[What to produce]
Faithfully return all lines, omitting every embedded picture.

[Data lines]
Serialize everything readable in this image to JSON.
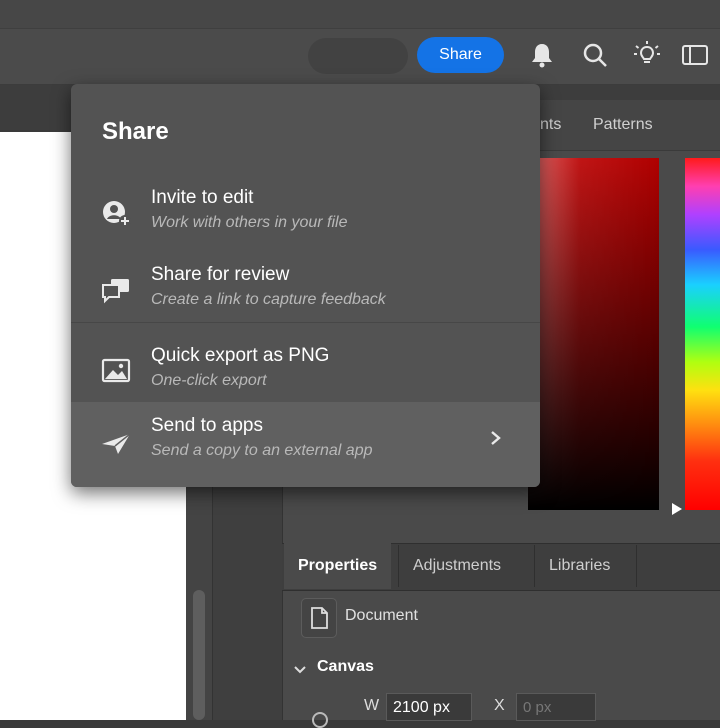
{
  "toolbar": {
    "share_label": "Share",
    "icons": [
      "bell-icon",
      "search-icon",
      "lightbulb-icon",
      "panel-toggle-icon"
    ]
  },
  "color_panel": {
    "tabs": [
      "nts",
      "Patterns"
    ]
  },
  "share_menu": {
    "title": "Share",
    "items": [
      {
        "title": "Invite to edit",
        "subtitle": "Work with others in your file",
        "icon": "invite-user-icon"
      },
      {
        "title": "Share for review",
        "subtitle": "Create a link to capture feedback",
        "icon": "comment-icon"
      },
      {
        "title": "Quick export as PNG",
        "subtitle": "One-click export",
        "icon": "image-icon"
      },
      {
        "title": "Send to apps",
        "subtitle": "Send a copy to an external app",
        "icon": "paper-plane-icon"
      }
    ]
  },
  "properties_panel": {
    "tabs": [
      "Properties",
      "Adjustments",
      "Libraries"
    ],
    "active_tab": "Properties",
    "document_label": "Document",
    "section": "Canvas",
    "width_label": "W",
    "width_value": "2100 px",
    "x_label": "X",
    "x_value": "0 px"
  },
  "colors": {
    "accent": "#1473e6",
    "menu_bg": "#535353"
  }
}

[Written answer]
Serialize everything readable in this image to JSON.
{
  "toolbar": {
    "share_label": "Share",
    "icons": [
      "bell-icon",
      "search-icon",
      "lightbulb-icon",
      "panel-toggle-icon"
    ]
  },
  "color_panel": {
    "tabs": [
      "nts",
      "Patterns"
    ]
  },
  "share_menu": {
    "title": "Share",
    "items": [
      {
        "title": "Invite to edit",
        "subtitle": "Work with others in your file",
        "icon": "invite-user-icon"
      },
      {
        "title": "Share for review",
        "subtitle": "Create a link to capture feedback",
        "icon": "comment-icon"
      },
      {
        "title": "Quick export as PNG",
        "subtitle": "One-click export",
        "icon": "image-icon"
      },
      {
        "title": "Send to apps",
        "subtitle": "Send a copy to an external app",
        "icon": "paper-plane-icon"
      }
    ]
  },
  "properties_panel": {
    "tabs": [
      "Properties",
      "Adjustments",
      "Libraries"
    ],
    "active_tab": "Properties",
    "document_label": "Document",
    "section": "Canvas",
    "width_label": "W",
    "width_value": "2100 px",
    "x_label": "X",
    "x_value": "0 px"
  },
  "colors": {
    "accent": "#1473e6",
    "menu_bg": "#535353"
  }
}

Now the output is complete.